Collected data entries
____

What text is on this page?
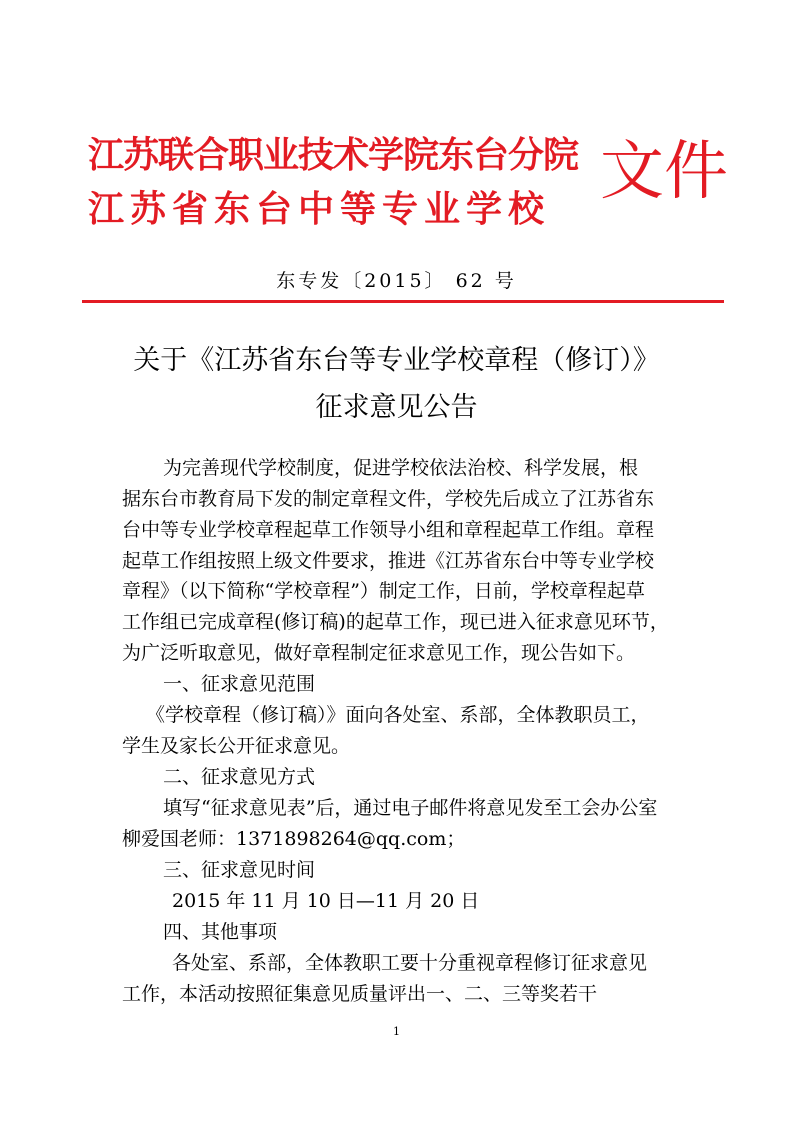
江苏联合职业技术学院东台分院
江苏省东台中等专业学校
文件
东专发〔2015〕 62 号
关于《江苏省东台等专业学校章程（修订）》
征求意见公告
为完善现代学校制度，促进学校依法治校、科学发展，根
据东台市教育局下发的制定章程文件，学校先后成立了江苏省东
台中等专业学校章程起草工作领导小组和章程起草工作组。章程
起草工作组按照上级文件要求，推进《江苏省东台中等专业学校
章程》（以下简称“学校章程”）制定工作，日前，学校章程起草
工作组已完成章程(修订稿)的起草工作，现已进入征求意见环节，
为广泛听取意见，做好章程制定征求意见工作，现公告如下。
一、征求意见范围
《学校章程（修订稿）》面向各处室、系部，全体教职员工，
学生及家长公开征求意见。
二、征求意见方式
填写“征求意见表”后，通过电子邮件将意见发至工会办公室
柳爱国老师：1371898264@qq.com；
三、征求意见时间
2015 年 11 月 10 日—11 月 20 日
四、其他事项
各处室、系部，全体教职工要十分重视章程修订征求意见
工作，本活动按照征集意见质量评出一、二、三等奖若干
1
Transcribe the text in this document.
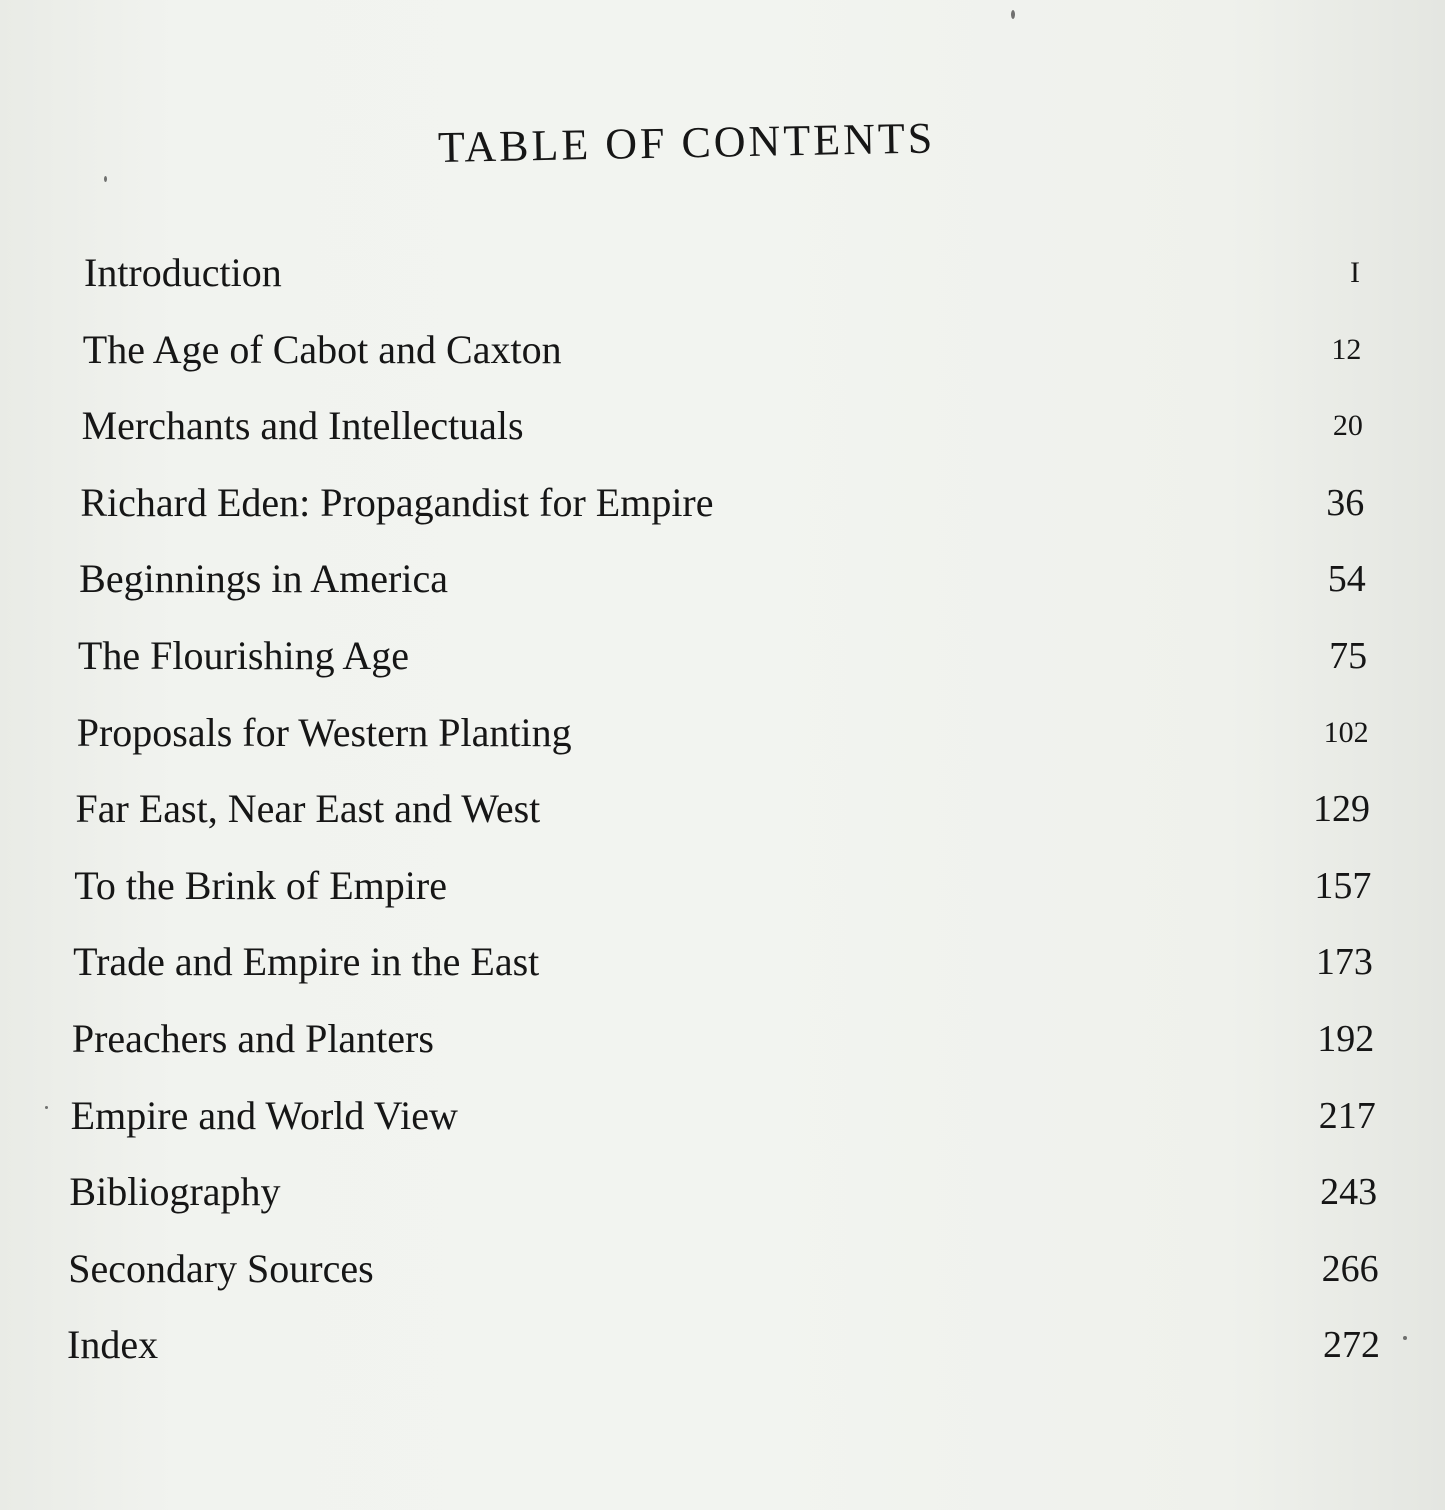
TABLE OF CONTENTS
Introduction	I
The Age of Cabot and Caxton	12
Merchants and Intellectuals	20
Richard Eden: Propagandist for Empire	36
Beginnings in America	54
The Flourishing Age	75
Proposals for Western Planting	102
Far East, Near East and West	129
To the Brink of Empire	157
Trade and Empire in the East	173
Preachers and Planters	192
Empire and World View	217
Bibliography	243
Secondary Sources	266
Index	272
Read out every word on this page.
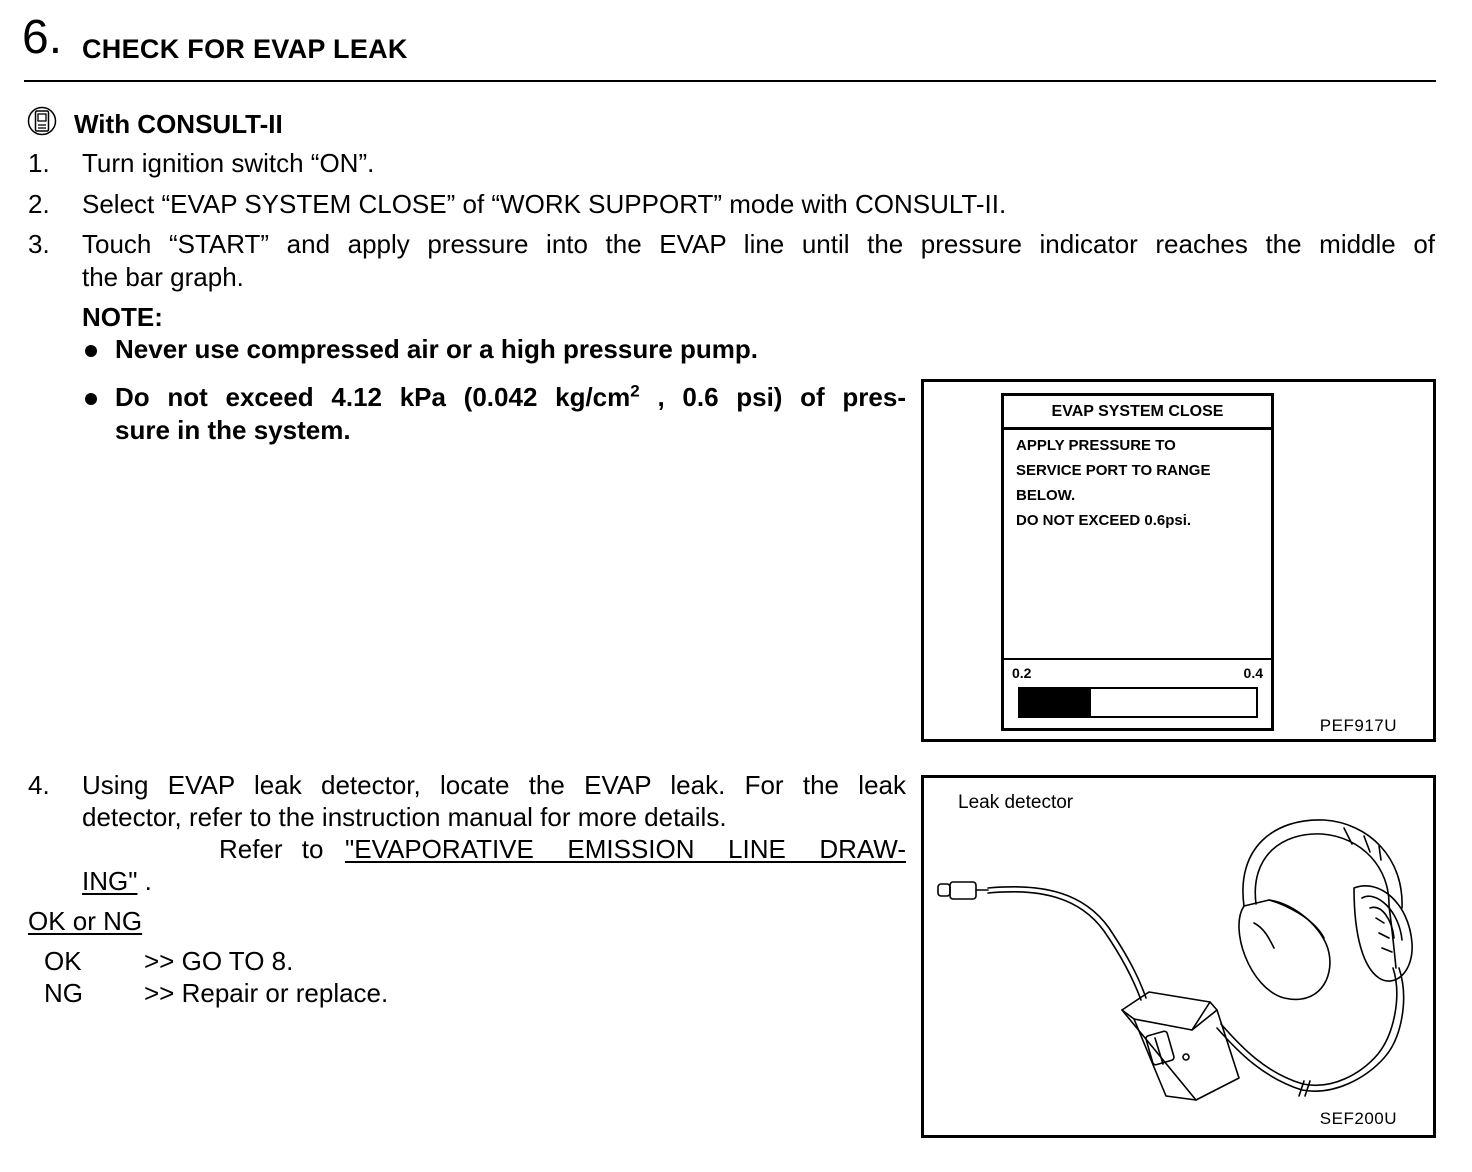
6. CHECK FOR EVAP LEAK
With CONSULT-II
1. Turn ignition switch “ON”.
2. Select “EVAP SYSTEM CLOSE” of “WORK SUPPORT” mode with CONSULT-II.
3. Touch “START” and apply pressure into the EVAP line until the pressure indicator reaches the middle of
the bar graph.
NOTE:
Never use compressed air or a high pressure pump.
Do not exceed 4.12 kPa (0.042 $kg/cm^2$ , 0.6 psi) of pres-
sure in the system.
EVAP SYSTEM CLOSE
APPLY PRESSURE TO
SERVICE PORT TO RANGE
BELOW.
DO NOT EXCEED 0.6psi.
0.2	0.4
PEF917U
4. Using EVAP leak detector, locate the EVAP leak. For the leak
detector, refer to the instruction manual for more details.
Refer to "EVAPORATIVE EMISSION LINE DRAW-
ING" .
OK or NG
OK >> GO TO 8.
NG >> Repair or replace.
Leak detector
SEF200U
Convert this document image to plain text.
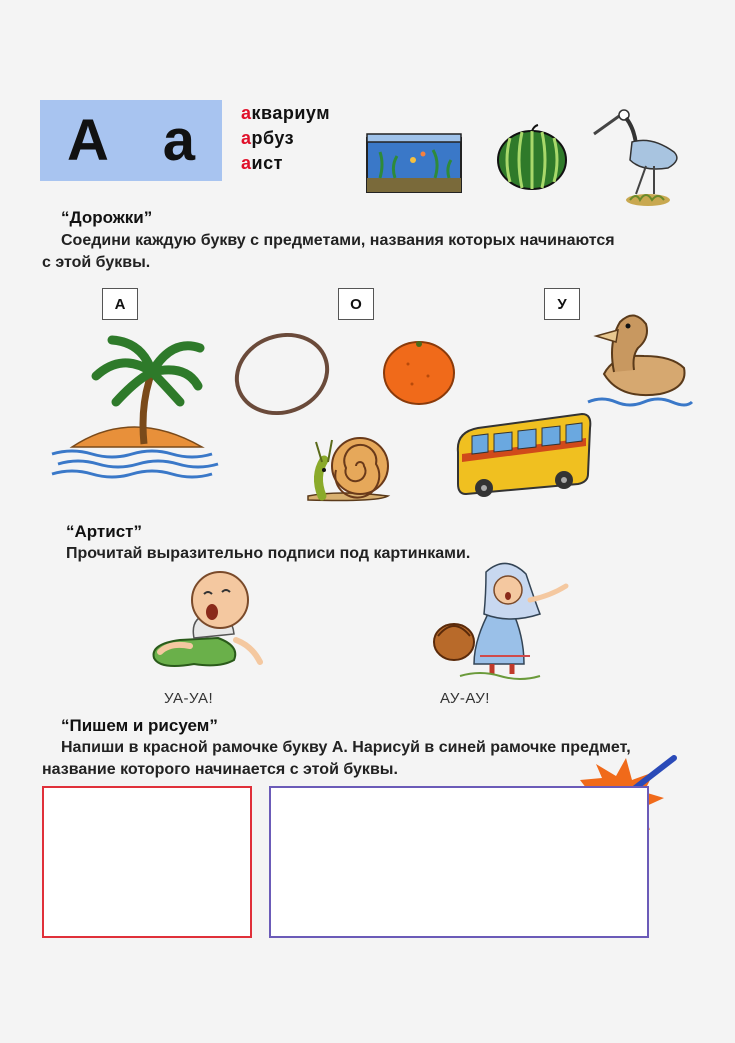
А а	аквариум
арбуз
аист
“Дорожки”
Соедини каждую букву с предметами, названия которых начинаются
с этой буквы.
А	О	У
“Артист”
Прочитай выразительно подписи под картинками.
УА-УА!	АУ-АУ!
“Пишем и рисуем”
Напиши в красной рамочке букву А. Нарисуй в синей рамочке предмет,
название которого начинается с этой буквы.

____

Goal of the exercise
What is the number of lines in the data that hold the string "East"? Answer with the number only.

Task response
2